* Begin MATERIAL *

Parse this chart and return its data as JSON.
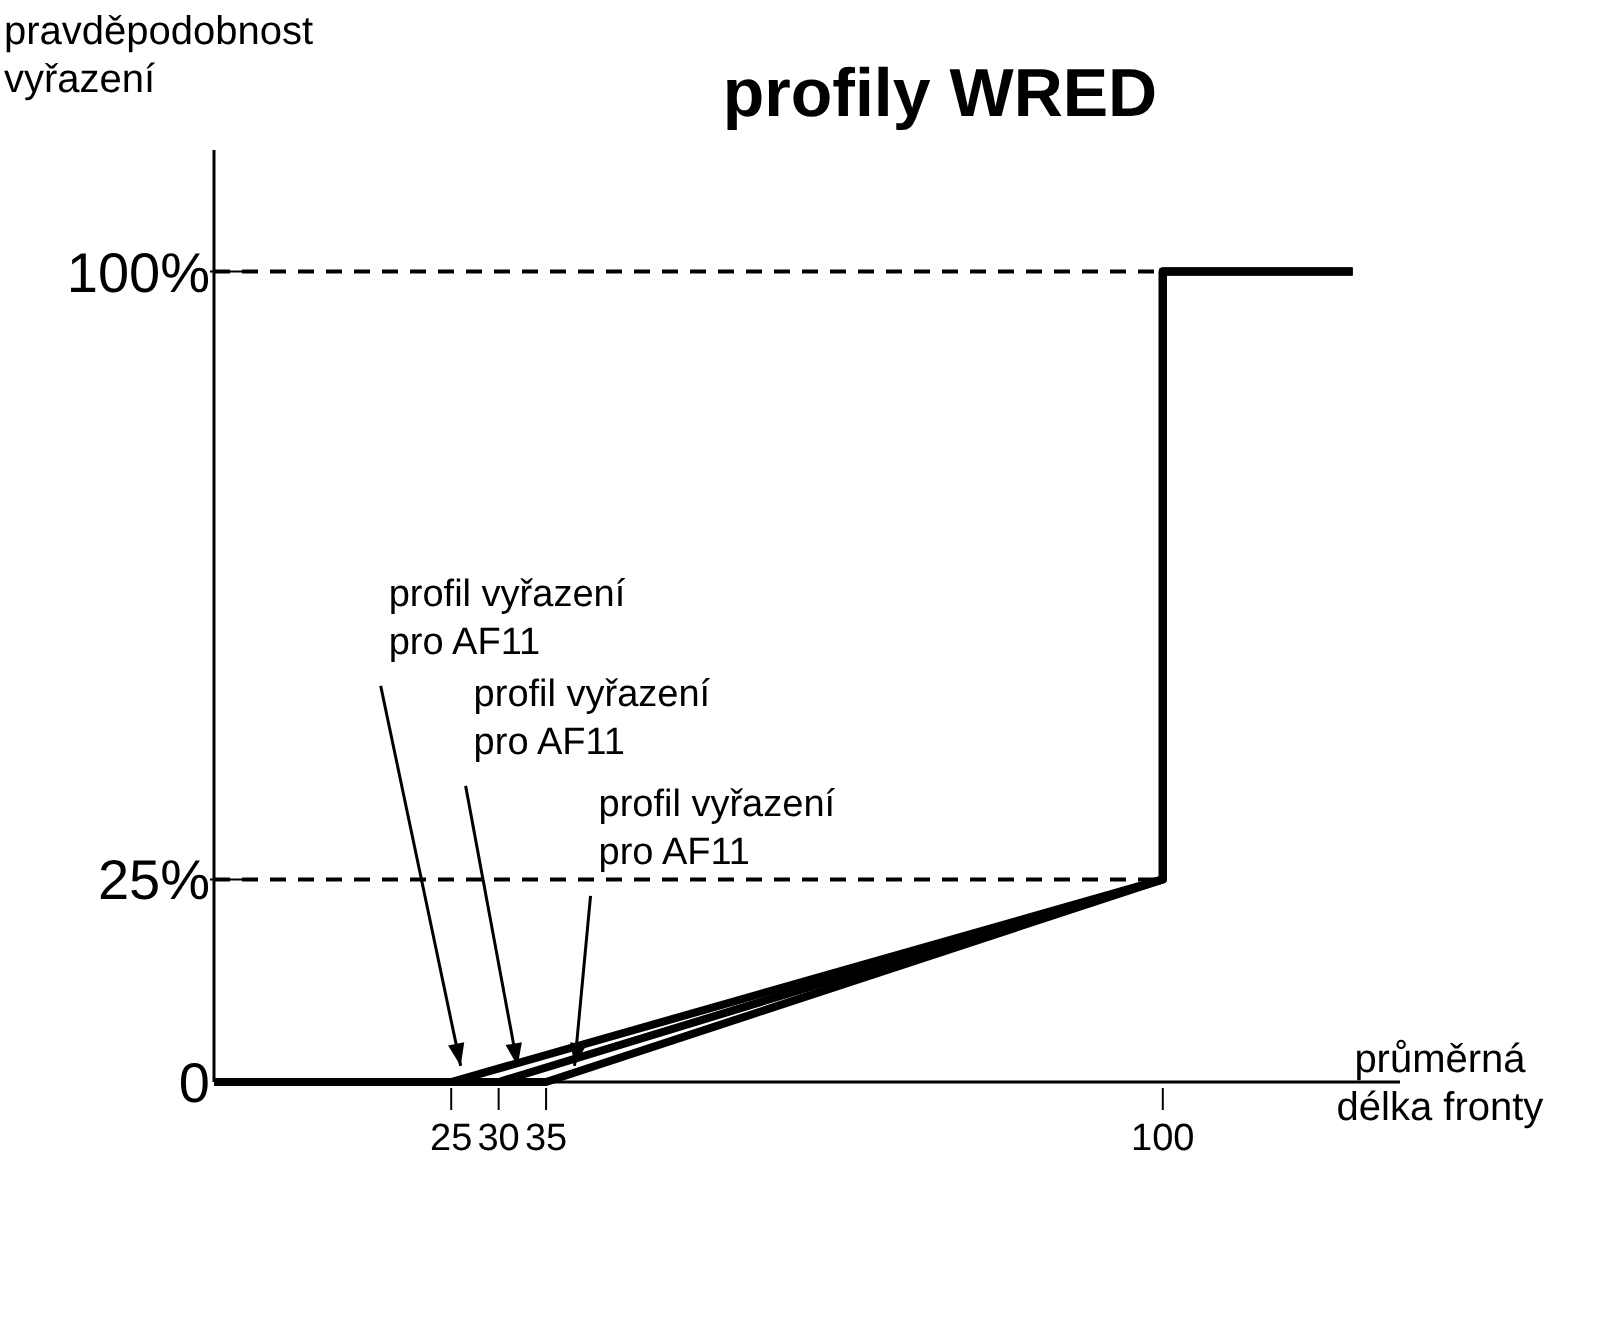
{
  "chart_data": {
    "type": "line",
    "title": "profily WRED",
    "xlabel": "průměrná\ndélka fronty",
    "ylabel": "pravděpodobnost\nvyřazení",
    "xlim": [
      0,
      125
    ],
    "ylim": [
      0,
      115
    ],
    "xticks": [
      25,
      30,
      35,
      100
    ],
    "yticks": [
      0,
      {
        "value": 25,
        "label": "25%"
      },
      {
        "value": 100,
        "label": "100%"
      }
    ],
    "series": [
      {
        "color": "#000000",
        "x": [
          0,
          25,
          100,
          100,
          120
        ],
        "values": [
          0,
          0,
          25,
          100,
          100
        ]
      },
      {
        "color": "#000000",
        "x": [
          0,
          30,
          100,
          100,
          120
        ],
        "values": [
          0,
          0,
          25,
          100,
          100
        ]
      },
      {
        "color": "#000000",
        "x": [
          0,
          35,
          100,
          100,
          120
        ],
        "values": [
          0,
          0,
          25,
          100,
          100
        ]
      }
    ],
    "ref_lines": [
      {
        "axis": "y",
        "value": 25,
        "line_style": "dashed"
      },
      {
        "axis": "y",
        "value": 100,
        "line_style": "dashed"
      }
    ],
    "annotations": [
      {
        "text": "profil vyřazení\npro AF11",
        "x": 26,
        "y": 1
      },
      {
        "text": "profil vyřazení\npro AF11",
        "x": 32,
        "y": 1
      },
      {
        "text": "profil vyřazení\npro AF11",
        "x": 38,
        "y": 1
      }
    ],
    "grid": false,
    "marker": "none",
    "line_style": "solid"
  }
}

* End MATERIAL *

• JOB
Exclude the pictures and transcribe all of the entries exactly.

• ANSWER IN FULL
Parse this chart and return its data as JSON.
{
  "chart_data": {
    "type": "line",
    "title": "profily WRED",
    "xlabel": "průměrná\ndélka fronty",
    "ylabel": "pravděpodobnost\nvyřazení",
    "xlim": [
      0,
      125
    ],
    "ylim": [
      0,
      115
    ],
    "xticks": [
      25,
      30,
      35,
      100
    ],
    "yticks": [
      0,
      {
        "value": 25,
        "label": "25%"
      },
      {
        "value": 100,
        "label": "100%"
      }
    ],
    "series": [
      {
        "color": "#000000",
        "x": [
          0,
          25,
          100,
          100,
          120
        ],
        "values": [
          0,
          0,
          25,
          100,
          100
        ]
      },
      {
        "color": "#000000",
        "x": [
          0,
          30,
          100,
          100,
          120
        ],
        "values": [
          0,
          0,
          25,
          100,
          100
        ]
      },
      {
        "color": "#000000",
        "x": [
          0,
          35,
          100,
          100,
          120
        ],
        "values": [
          0,
          0,
          25,
          100,
          100
        ]
      }
    ],
    "ref_lines": [
      {
        "axis": "y",
        "value": 25,
        "line_style": "dashed"
      },
      {
        "axis": "y",
        "value": 100,
        "line_style": "dashed"
      }
    ],
    "annotations": [
      {
        "text": "profil vyřazení\npro AF11",
        "x": 26,
        "y": 1
      },
      {
        "text": "profil vyřazení\npro AF11",
        "x": 32,
        "y": 1
      },
      {
        "text": "profil vyřazení\npro AF11",
        "x": 38,
        "y": 1
      }
    ],
    "grid": false,
    "marker": "none",
    "line_style": "solid"
  }
}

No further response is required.